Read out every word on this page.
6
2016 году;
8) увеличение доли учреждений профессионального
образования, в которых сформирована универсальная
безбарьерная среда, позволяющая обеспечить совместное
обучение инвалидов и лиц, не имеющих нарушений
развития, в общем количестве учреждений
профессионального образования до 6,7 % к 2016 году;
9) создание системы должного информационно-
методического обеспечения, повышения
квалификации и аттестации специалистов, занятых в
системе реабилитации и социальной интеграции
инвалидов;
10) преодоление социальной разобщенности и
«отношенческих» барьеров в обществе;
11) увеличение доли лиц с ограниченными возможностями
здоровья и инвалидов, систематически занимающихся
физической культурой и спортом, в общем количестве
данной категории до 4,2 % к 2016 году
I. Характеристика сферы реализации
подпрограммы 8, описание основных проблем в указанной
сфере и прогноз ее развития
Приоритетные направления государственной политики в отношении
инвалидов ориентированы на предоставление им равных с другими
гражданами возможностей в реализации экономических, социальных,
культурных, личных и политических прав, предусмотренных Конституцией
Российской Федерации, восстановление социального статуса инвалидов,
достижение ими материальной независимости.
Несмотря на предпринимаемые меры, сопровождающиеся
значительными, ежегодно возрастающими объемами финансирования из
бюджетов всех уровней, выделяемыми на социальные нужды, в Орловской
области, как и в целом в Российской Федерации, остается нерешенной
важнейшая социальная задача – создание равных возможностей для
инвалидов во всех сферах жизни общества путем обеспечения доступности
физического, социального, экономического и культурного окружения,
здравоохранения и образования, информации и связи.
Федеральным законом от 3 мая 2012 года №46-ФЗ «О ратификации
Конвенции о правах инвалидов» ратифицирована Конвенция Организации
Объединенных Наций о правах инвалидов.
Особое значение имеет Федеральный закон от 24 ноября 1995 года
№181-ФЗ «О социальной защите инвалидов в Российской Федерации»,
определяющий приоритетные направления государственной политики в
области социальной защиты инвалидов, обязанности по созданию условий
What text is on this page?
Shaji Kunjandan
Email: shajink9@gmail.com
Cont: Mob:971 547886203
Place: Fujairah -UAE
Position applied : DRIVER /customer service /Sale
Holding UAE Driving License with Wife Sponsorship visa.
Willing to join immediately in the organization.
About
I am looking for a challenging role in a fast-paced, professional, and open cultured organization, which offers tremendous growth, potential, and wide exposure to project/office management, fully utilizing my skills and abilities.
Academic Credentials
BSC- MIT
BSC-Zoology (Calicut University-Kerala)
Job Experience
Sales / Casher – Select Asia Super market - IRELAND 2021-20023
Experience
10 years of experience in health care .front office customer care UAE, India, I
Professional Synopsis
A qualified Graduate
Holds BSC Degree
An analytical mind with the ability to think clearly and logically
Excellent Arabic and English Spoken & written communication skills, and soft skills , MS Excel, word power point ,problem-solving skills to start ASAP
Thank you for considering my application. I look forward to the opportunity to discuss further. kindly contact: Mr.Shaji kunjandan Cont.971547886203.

========================================

WHAT IS BEING ASKED: Locate the line with "What text is on this page?" in the entries above; extract it and every line after it, verbatim.

ANSWER TO THE TASK:
What text is on this page?
Shaji Kunjandan
Email: shajink9@gmail.com
Cont: Mob:971 547886203
Place: Fujairah -UAE
Position applied : DRIVER /customer service /Sale
Holding UAE Driving License with Wife Sponsorship visa.
Willing to join immediately in the organization.
About
I am looking for a challenging role in a fast-paced, professional, and open cultured organization, which offers tremendous growth, potential, and wide exposure to project/office management, fully utilizing my skills and abilities.
Academic Credentials
BSC- MIT
BSC-Zoology (Calicut University-Kerala)
Job Experience
Sales / Casher – Select Asia Super market - IRELAND 2021-20023
Experience
10 years of experience in health care .front office customer care UAE, India, I
Professional Synopsis
A qualified Graduate
Holds BSC Degree
An analytical mind with the ability to think clearly and logically
Excellent Arabic and English Spoken & written communication skills, and soft skills , MS Excel, word power point ,problem-solving skills to start ASAP
Thank you for considering my application. I look forward to the opportunity to discuss further. kindly contact: Mr.Shaji kunjandan Cont.971547886203.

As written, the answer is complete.